_Short exercise_
Omit all pictures. Copy the rest of the material exactly.

_Dataset records_
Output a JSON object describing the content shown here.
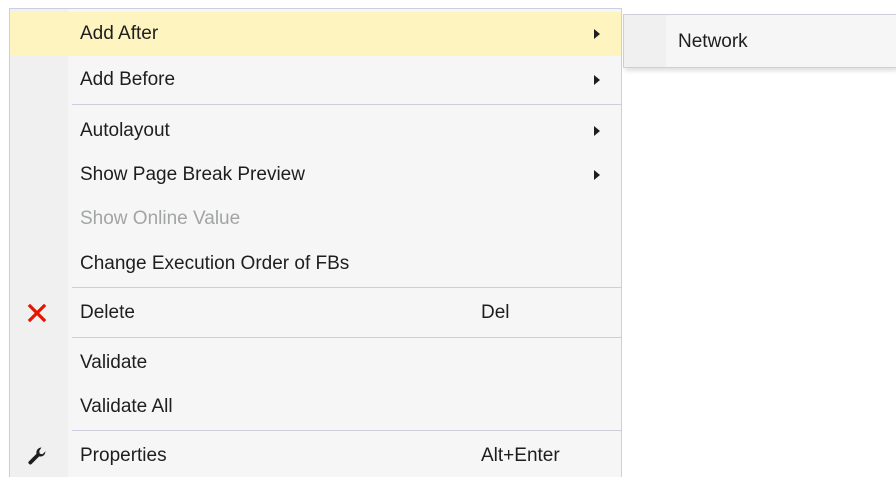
{
  "context_menu": {
    "items": [
      {
        "label": "Add After",
        "has_submenu": true,
        "highlighted": true
      },
      {
        "label": "Add Before",
        "has_submenu": true
      },
      {
        "label": "Autolayout",
        "has_submenu": true
      },
      {
        "label": "Show Page Break Preview",
        "has_submenu": true
      },
      {
        "label": "Show Online Value",
        "disabled": true
      },
      {
        "label": "Change Execution Order of FBs"
      },
      {
        "label": "Delete",
        "shortcut": "Del",
        "icon": "delete-x-icon"
      },
      {
        "label": "Validate"
      },
      {
        "label": "Validate All"
      },
      {
        "label": "Properties",
        "shortcut": "Alt+Enter",
        "icon": "wrench-icon"
      }
    ]
  },
  "submenu": {
    "items": [
      {
        "label": "Network"
      }
    ]
  },
  "colors": {
    "menu_bg": "#f6f6f6",
    "highlight": "#fdf4bf",
    "separator": "#cccedb",
    "text": "#1e1e1e",
    "disabled_text": "#a2a4a5",
    "delete_icon": "#e51400"
  }
}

_Output_
Output a JSON object describing the content shown here.
{
  "context_menu": {
    "items": [
      {
        "label": "Add After",
        "has_submenu": true,
        "highlighted": true
      },
      {
        "label": "Add Before",
        "has_submenu": true
      },
      {
        "label": "Autolayout",
        "has_submenu": true
      },
      {
        "label": "Show Page Break Preview",
        "has_submenu": true
      },
      {
        "label": "Show Online Value",
        "disabled": true
      },
      {
        "label": "Change Execution Order of FBs"
      },
      {
        "label": "Delete",
        "shortcut": "Del",
        "icon": "delete-x-icon"
      },
      {
        "label": "Validate"
      },
      {
        "label": "Validate All"
      },
      {
        "label": "Properties",
        "shortcut": "Alt+Enter",
        "icon": "wrench-icon"
      }
    ]
  },
  "submenu": {
    "items": [
      {
        "label": "Network"
      }
    ]
  },
  "colors": {
    "menu_bg": "#f6f6f6",
    "highlight": "#fdf4bf",
    "separator": "#cccedb",
    "text": "#1e1e1e",
    "disabled_text": "#a2a4a5",
    "delete_icon": "#e51400"
  }
}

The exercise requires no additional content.